Reproduce all lines of the listing below in which the word "Milk" occurs.

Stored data
▼▼▼
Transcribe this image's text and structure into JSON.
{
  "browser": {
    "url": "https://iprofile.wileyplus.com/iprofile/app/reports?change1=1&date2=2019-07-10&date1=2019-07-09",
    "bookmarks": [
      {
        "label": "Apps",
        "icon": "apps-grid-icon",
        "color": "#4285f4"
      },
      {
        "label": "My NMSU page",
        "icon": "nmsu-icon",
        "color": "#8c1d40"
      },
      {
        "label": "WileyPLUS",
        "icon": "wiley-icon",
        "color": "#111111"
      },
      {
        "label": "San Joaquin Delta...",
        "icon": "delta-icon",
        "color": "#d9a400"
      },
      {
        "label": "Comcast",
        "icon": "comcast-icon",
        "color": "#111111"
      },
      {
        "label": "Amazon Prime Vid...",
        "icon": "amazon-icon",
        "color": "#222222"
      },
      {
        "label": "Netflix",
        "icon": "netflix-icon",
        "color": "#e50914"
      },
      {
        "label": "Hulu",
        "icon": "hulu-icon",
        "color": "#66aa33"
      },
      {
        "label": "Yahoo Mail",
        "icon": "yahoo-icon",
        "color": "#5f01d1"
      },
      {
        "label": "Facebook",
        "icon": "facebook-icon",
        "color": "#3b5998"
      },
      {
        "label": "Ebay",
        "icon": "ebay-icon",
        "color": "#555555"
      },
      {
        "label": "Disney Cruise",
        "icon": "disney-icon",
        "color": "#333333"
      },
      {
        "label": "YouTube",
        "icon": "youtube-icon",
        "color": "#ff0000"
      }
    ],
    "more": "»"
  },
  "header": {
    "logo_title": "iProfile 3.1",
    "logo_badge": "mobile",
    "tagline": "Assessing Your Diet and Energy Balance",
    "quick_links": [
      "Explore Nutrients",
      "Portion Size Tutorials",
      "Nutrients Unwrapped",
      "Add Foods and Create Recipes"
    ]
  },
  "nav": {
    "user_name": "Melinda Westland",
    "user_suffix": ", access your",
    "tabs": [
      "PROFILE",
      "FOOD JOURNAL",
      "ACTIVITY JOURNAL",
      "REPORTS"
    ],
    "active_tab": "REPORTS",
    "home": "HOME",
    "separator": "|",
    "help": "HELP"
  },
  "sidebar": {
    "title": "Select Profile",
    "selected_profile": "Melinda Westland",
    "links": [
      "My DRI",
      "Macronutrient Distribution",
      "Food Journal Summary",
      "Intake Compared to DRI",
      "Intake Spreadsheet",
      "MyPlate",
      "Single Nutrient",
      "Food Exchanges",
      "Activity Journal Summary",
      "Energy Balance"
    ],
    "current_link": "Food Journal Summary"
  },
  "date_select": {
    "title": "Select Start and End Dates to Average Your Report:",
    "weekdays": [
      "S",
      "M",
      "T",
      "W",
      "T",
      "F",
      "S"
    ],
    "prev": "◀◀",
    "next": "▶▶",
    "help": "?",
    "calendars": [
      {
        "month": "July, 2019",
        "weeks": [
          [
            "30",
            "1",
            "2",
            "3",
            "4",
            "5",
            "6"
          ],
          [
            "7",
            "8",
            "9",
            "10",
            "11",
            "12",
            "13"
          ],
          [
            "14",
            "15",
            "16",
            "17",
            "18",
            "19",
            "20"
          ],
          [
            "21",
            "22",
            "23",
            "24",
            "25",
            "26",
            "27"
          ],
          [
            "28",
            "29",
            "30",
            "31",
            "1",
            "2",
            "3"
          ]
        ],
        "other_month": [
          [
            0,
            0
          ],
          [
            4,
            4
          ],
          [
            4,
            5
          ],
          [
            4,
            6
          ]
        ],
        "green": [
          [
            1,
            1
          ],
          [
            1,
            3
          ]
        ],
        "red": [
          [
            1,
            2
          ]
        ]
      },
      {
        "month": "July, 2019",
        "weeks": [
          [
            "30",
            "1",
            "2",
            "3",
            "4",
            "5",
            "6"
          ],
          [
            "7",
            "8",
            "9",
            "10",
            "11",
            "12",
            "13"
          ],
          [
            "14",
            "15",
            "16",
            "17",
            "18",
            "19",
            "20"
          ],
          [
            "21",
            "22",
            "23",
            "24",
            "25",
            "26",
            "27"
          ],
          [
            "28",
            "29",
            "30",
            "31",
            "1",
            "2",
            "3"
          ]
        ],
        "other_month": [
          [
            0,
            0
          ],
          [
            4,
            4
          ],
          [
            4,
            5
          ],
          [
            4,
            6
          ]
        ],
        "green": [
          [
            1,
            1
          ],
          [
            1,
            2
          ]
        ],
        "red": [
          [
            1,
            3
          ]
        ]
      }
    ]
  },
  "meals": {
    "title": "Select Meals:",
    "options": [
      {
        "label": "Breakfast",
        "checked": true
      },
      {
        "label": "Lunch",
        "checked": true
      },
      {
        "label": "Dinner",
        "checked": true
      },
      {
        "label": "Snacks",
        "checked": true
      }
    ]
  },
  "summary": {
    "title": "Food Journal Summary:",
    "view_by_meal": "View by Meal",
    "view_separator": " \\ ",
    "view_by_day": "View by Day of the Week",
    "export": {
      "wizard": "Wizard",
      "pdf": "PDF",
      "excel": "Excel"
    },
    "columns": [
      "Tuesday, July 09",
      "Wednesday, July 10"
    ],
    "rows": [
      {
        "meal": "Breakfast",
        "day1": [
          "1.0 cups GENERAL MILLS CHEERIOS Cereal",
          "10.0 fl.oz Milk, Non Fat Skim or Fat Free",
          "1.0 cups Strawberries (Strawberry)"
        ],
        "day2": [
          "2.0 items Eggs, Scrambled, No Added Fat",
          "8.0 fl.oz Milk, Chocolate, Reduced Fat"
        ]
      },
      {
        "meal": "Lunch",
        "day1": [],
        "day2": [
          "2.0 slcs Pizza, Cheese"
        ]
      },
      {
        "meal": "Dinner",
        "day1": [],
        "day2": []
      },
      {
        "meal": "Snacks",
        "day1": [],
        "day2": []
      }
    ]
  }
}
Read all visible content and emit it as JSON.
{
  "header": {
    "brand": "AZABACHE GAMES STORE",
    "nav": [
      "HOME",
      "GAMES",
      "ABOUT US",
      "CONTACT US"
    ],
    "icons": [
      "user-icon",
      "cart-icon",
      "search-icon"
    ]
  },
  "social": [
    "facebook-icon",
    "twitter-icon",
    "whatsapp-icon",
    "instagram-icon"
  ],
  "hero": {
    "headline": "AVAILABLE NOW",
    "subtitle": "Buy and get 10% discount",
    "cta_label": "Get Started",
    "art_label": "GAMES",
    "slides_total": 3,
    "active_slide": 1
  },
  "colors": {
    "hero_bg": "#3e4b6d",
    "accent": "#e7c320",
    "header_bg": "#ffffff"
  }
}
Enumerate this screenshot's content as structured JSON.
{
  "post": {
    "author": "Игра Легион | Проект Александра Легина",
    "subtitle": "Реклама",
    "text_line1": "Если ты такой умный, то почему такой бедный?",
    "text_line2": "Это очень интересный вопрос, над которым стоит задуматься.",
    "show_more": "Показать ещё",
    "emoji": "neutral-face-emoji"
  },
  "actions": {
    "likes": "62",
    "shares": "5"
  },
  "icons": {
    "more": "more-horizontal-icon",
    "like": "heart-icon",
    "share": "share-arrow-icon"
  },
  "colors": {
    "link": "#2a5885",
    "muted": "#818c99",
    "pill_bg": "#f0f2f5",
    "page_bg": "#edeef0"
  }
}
▲▲▲
Result for this exercise -
          "10.0 fl.oz Milk, Non Fat Skim or Fat Free",
          "8.0 fl.oz Milk, Chocolate, Reduced Fat"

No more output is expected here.